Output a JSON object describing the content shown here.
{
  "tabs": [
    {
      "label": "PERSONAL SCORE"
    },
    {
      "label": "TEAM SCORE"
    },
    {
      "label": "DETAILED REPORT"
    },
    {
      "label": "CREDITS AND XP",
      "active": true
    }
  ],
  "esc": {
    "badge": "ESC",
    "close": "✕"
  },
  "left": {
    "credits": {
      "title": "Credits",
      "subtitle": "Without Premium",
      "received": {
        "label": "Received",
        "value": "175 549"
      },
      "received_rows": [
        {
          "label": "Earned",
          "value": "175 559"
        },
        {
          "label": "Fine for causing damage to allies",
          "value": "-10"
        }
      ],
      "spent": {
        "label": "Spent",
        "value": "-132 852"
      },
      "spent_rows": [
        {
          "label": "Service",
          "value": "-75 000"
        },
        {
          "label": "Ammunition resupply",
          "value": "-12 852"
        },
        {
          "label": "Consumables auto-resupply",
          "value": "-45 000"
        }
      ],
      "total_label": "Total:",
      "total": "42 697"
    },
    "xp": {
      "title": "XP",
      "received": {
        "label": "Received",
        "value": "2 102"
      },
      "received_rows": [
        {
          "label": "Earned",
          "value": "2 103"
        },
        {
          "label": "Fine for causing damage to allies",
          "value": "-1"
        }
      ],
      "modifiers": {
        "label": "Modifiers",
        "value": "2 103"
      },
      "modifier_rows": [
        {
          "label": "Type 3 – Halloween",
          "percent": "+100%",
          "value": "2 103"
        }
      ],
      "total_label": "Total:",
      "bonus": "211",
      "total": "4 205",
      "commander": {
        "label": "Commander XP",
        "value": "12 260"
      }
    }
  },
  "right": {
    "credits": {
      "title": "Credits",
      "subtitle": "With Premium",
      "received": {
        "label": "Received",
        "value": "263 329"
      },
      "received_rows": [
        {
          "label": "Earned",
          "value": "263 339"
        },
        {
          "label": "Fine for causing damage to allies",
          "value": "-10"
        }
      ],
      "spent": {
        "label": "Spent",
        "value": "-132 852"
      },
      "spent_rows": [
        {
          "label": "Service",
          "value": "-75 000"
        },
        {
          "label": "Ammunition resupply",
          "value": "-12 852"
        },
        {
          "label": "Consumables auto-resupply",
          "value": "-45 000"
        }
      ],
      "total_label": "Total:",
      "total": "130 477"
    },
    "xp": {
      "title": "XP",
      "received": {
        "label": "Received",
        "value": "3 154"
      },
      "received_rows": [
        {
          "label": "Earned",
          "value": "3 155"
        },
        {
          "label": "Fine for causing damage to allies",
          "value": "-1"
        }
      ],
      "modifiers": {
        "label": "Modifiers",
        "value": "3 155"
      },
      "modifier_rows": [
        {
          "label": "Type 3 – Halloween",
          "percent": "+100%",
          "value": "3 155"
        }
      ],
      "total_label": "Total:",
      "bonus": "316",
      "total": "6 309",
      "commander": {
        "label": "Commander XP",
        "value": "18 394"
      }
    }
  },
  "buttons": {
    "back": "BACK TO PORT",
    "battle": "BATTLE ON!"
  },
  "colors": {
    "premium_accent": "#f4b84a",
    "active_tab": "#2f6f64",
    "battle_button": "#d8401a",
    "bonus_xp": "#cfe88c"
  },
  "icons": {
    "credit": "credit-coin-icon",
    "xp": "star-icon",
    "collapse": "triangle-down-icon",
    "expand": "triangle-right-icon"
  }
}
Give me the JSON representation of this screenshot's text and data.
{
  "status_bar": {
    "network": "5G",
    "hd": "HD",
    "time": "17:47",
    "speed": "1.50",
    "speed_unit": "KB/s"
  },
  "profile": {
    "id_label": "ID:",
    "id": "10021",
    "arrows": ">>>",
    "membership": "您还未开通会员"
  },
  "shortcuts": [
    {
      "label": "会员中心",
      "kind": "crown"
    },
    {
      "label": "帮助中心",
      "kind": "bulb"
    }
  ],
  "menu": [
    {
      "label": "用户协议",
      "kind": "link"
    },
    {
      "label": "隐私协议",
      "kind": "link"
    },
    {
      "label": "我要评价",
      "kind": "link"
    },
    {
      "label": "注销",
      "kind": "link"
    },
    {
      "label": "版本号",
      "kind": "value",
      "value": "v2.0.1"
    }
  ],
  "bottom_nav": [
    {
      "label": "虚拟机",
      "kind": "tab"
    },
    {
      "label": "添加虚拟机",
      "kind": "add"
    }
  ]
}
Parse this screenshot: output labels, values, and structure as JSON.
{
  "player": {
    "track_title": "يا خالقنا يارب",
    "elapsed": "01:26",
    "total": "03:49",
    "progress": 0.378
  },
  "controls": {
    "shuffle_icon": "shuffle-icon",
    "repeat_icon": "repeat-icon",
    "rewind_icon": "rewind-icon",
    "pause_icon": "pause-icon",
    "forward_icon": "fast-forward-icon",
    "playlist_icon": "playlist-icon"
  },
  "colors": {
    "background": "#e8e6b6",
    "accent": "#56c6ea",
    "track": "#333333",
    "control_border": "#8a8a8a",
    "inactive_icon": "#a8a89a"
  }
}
________________________
**Work to be completed**. Reproduce each record exactly, leaving nothing out.

**Task solution**.
Output a JSON object describing the content shown here.
{
  "tabs": [
    {
      "label": "PERSONAL SCORE"
    },
    {
      "label": "TEAM SCORE"
    },
    {
      "label": "DETAILED REPORT"
    },
    {
      "label": "CREDITS AND XP",
      "active": true
    }
  ],
  "esc": {
    "badge": "ESC",
    "close": "✕"
  },
  "left": {
    "credits": {
      "title": "Credits",
      "subtitle": "Without Premium",
      "received": {
        "label": "Received",
        "value": "175 549"
      },
      "received_rows": [
        {
          "label": "Earned",
          "value": "175 559"
        },
        {
          "label": "Fine for causing damage to allies",
          "value": "-10"
        }
      ],
      "spent": {
        "label": "Spent",
        "value": "-132 852"
      },
      "spent_rows": [
        {
          "label": "Service",
          "value": "-75 000"
        },
        {
          "label": "Ammunition resupply",
          "value": "-12 852"
        },
        {
          "label": "Consumables auto-resupply",
          "value": "-45 000"
        }
      ],
      "total_label": "Total:",
      "total": "42 697"
    },
    "xp": {
      "title": "XP",
      "received": {
        "label": "Received",
        "value": "2 102"
      },
      "received_rows": [
        {
          "label": "Earned",
          "value": "2 103"
        },
        {
          "label": "Fine for causing damage to allies",
          "value": "-1"
        }
      ],
      "modifiers": {
        "label": "Modifiers",
        "value": "2 103"
      },
      "modifier_rows": [
        {
          "label": "Type 3 – Halloween",
          "percent": "+100%",
          "value": "2 103"
        }
      ],
      "total_label": "Total:",
      "bonus": "211",
      "total": "4 205",
      "commander": {
        "label": "Commander XP",
        "value": "12 260"
      }
    }
  },
  "right": {
    "credits": {
      "title": "Credits",
      "subtitle": "With Premium",
      "received": {
        "label": "Received",
        "value": "263 329"
      },
      "received_rows": [
        {
          "label": "Earned",
          "value": "263 339"
        },
        {
          "label": "Fine for causing damage to allies",
          "value": "-10"
        }
      ],
      "spent": {
        "label": "Spent",
        "value": "-132 852"
      },
      "spent_rows": [
        {
          "label": "Service",
          "value": "-75 000"
        },
        {
          "label": "Ammunition resupply",
          "value": "-12 852"
        },
        {
          "label": "Consumables auto-resupply",
          "value": "-45 000"
        }
      ],
      "total_label": "Total:",
      "total": "130 477"
    },
    "xp": {
      "title": "XP",
      "received": {
        "label": "Received",
        "value": "3 154"
      },
      "received_rows": [
        {
          "label": "Earned",
          "value": "3 155"
        },
        {
          "label": "Fine for causing damage to allies",
          "value": "-1"
        }
      ],
      "modifiers": {
        "label": "Modifiers",
        "value": "3 155"
      },
      "modifier_rows": [
        {
          "label": "Type 3 – Halloween",
          "percent": "+100%",
          "value": "3 155"
        }
      ],
      "total_label": "Total:",
      "bonus": "316",
      "total": "6 309",
      "commander": {
        "label": "Commander XP",
        "value": "18 394"
      }
    }
  },
  "buttons": {
    "back": "BACK TO PORT",
    "battle": "BATTLE ON!"
  },
  "colors": {
    "premium_accent": "#f4b84a",
    "active_tab": "#2f6f64",
    "battle_button": "#d8401a",
    "bonus_xp": "#cfe88c"
  },
  "icons": {
    "credit": "credit-coin-icon",
    "xp": "star-icon",
    "collapse": "triangle-down-icon",
    "expand": "triangle-right-icon"
  }
}
Give me the JSON representation of this screenshot's text and data.
{
  "status_bar": {
    "network": "5G",
    "hd": "HD",
    "time": "17:47",
    "speed": "1.50",
    "speed_unit": "KB/s"
  },
  "profile": {
    "id_label": "ID:",
    "id": "10021",
    "arrows": ">>>",
    "membership": "您还未开通会员"
  },
  "shortcuts": [
    {
      "label": "会员中心",
      "kind": "crown"
    },
    {
      "label": "帮助中心",
      "kind": "bulb"
    }
  ],
  "menu": [
    {
      "label": "用户协议",
      "kind": "link"
    },
    {
      "label": "隐私协议",
      "kind": "link"
    },
    {
      "label": "我要评价",
      "kind": "link"
    },
    {
      "label": "注销",
      "kind": "link"
    },
    {
      "label": "版本号",
      "kind": "value",
      "value": "v2.0.1"
    }
  ],
  "bottom_nav": [
    {
      "label": "虚拟机",
      "kind": "tab"
    },
    {
      "label": "添加虚拟机",
      "kind": "add"
    }
  ]
}
Parse this screenshot: output labels, values, and structure as JSON.
{
  "player": {
    "track_title": "يا خالقنا يارب",
    "elapsed": "01:26",
    "total": "03:49",
    "progress": 0.378
  },
  "controls": {
    "shuffle_icon": "shuffle-icon",
    "repeat_icon": "repeat-icon",
    "rewind_icon": "rewind-icon",
    "pause_icon": "pause-icon",
    "forward_icon": "fast-forward-icon",
    "playlist_icon": "playlist-icon"
  },
  "colors": {
    "background": "#e8e6b6",
    "accent": "#56c6ea",
    "track": "#333333",
    "control_border": "#8a8a8a",
    "inactive_icon": "#a8a89a"
  }
}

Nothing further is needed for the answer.